### TO DO
Print all entries word for word.

* START DATA LINES *

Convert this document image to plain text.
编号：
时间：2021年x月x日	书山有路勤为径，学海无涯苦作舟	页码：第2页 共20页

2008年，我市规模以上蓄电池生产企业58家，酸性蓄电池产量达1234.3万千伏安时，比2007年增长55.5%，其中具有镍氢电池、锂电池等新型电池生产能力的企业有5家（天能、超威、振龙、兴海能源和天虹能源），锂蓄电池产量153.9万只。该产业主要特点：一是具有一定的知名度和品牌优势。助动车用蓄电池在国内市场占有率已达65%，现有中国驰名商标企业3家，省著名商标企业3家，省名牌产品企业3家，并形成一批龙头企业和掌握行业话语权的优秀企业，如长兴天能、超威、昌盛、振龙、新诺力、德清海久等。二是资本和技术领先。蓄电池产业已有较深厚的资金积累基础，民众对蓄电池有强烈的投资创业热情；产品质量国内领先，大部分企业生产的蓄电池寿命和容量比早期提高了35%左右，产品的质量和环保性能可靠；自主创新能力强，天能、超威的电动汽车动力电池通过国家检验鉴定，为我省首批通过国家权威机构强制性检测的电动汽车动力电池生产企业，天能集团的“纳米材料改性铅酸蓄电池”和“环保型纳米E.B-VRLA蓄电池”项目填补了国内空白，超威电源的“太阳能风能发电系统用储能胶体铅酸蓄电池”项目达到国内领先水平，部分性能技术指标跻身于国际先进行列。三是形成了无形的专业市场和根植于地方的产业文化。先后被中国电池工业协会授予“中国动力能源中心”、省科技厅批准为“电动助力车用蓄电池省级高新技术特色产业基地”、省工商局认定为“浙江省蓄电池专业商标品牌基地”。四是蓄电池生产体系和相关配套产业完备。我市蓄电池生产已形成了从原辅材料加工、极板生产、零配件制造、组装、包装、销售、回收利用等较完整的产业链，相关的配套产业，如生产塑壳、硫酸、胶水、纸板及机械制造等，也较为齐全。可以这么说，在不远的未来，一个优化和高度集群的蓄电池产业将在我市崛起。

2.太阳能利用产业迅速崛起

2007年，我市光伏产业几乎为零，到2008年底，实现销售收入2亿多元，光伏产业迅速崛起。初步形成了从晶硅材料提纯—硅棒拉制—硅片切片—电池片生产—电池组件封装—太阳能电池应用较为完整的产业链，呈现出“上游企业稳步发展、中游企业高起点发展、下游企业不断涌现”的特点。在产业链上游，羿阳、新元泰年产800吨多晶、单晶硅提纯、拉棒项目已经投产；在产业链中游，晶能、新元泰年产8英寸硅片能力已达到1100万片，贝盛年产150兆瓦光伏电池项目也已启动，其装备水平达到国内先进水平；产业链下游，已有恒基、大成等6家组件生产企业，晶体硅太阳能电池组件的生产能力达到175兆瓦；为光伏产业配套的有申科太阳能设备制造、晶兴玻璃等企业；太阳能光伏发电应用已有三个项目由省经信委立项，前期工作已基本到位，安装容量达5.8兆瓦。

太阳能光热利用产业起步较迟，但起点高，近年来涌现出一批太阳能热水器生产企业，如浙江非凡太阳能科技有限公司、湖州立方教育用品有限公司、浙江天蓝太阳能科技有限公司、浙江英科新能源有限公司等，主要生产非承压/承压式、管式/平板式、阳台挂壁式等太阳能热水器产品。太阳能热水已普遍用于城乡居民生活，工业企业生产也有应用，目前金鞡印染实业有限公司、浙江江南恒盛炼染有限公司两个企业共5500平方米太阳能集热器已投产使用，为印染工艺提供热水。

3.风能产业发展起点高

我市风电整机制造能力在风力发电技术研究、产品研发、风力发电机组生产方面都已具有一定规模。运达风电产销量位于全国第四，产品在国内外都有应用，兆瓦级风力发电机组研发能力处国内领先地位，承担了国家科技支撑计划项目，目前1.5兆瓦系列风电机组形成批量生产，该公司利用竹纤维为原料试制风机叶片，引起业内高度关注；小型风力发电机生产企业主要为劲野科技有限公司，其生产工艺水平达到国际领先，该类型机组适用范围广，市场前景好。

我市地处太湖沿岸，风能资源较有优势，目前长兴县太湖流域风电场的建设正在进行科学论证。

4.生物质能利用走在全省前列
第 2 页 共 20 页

* END DATA LINES *

### TASK OUTPUT
Convert this document image to plain text.
编号：
时间：2021年x月x日	书山有路勤为径，学海无涯苦作舟	页码：第2页 共20页

2008年，我市规模以上蓄电池生产企业58家，酸性蓄电池产量达1234.3万千伏安时，比2007年增长55.5%，其中具有镍氢电池、锂电池等新型电池生产能力的企业有5家（天能、超威、振龙、兴海能源和天虹能源），锂蓄电池产量153.9万只。该产业主要特点：一是具有一定的知名度和品牌优势。助动车用蓄电池在国内市场占有率已达65%，现有中国驰名商标企业3家，省著名商标企业3家，省名牌产品企业3家，并形成一批龙头企业和掌握行业话语权的优秀企业，如长兴天能、超威、昌盛、振龙、新诺力、德清海久等。二是资本和技术领先。蓄电池产业已有较深厚的资金积累基础，民众对蓄电池有强烈的投资创业热情；产品质量国内领先，大部分企业生产的蓄电池寿命和容量比早期提高了35%左右，产品的质量和环保性能可靠；自主创新能力强，天能、超威的电动汽车动力电池通过国家检验鉴定，为我省首批通过国家权威机构强制性检测的电动汽车动力电池生产企业，天能集团的“纳米材料改性铅酸蓄电池”和“环保型纳米E.B-VRLA蓄电池”项目填补了国内空白，超威电源的“太阳能风能发电系统用储能胶体铅酸蓄电池”项目达到国内领先水平，部分性能技术指标跻身于国际先进行列。三是形成了无形的专业市场和根植于地方的产业文化。先后被中国电池工业协会授予“中国动力能源中心”、省科技厅批准为“电动助力车用蓄电池省级高新技术特色产业基地”、省工商局认定为“浙江省蓄电池专业商标品牌基地”。四是蓄电池生产体系和相关配套产业完备。我市蓄电池生产已形成了从原辅材料加工、极板生产、零配件制造、组装、包装、销售、回收利用等较完整的产业链，相关的配套产业，如生产塑壳、硫酸、胶水、纸板及机械制造等，也较为齐全。可以这么说，在不远的未来，一个优化和高度集群的蓄电池产业将在我市崛起。

2.太阳能利用产业迅速崛起

2007年，我市光伏产业几乎为零，到2008年底，实现销售收入2亿多元，光伏产业迅速崛起。初步形成了从晶硅材料提纯—硅棒拉制—硅片切片—电池片生产—电池组件封装—太阳能电池应用较为完整的产业链，呈现出“上游企业稳步发展、中游企业高起点发展、下游企业不断涌现”的特点。在产业链上游，羿阳、新元泰年产800吨多晶、单晶硅提纯、拉棒项目已经投产；在产业链中游，晶能、新元泰年产8英寸硅片能力已达到1100万片，贝盛年产150兆瓦光伏电池项目也已启动，其装备水平达到国内先进水平；产业链下游，已有恒基、大成等6家组件生产企业，晶体硅太阳能电池组件的生产能力达到175兆瓦；为光伏产业配套的有申科太阳能设备制造、晶兴玻璃等企业；太阳能光伏发电应用已有三个项目由省经信委立项，前期工作已基本到位，安装容量达5.8兆瓦。

太阳能光热利用产业起步较迟，但起点高，近年来涌现出一批太阳能热水器生产企业，如浙江非凡太阳能科技有限公司、湖州立方教育用品有限公司、浙江天蓝太阳能科技有限公司、浙江英科新能源有限公司等，主要生产非承压/承压式、管式/平板式、阳台挂壁式等太阳能热水器产品。太阳能热水已普遍用于城乡居民生活，工业企业生产也有应用，目前金鞡印染实业有限公司、浙江江南恒盛炼染有限公司两个企业共5500平方米太阳能集热器已投产使用，为印染工艺提供热水。

3.风能产业发展起点高

我市风电整机制造能力在风力发电技术研究、产品研发、风力发电机组生产方面都已具有一定规模。运达风电产销量位于全国第四，产品在国内外都有应用，兆瓦级风力发电机组研发能力处国内领先地位，承担了国家科技支撑计划项目，目前1.5兆瓦系列风电机组形成批量生产，该公司利用竹纤维为原料试制风机叶片，引起业内高度关注；小型风力发电机生产企业主要为劲野科技有限公司，其生产工艺水平达到国际领先，该类型机组适用范围广，市场前景好。

我市地处太湖沿岸，风能资源较有优势，目前长兴县太湖流域风电场的建设正在进行科学论证。

4.生物质能利用走在全省前列
第 2 页 共 20 页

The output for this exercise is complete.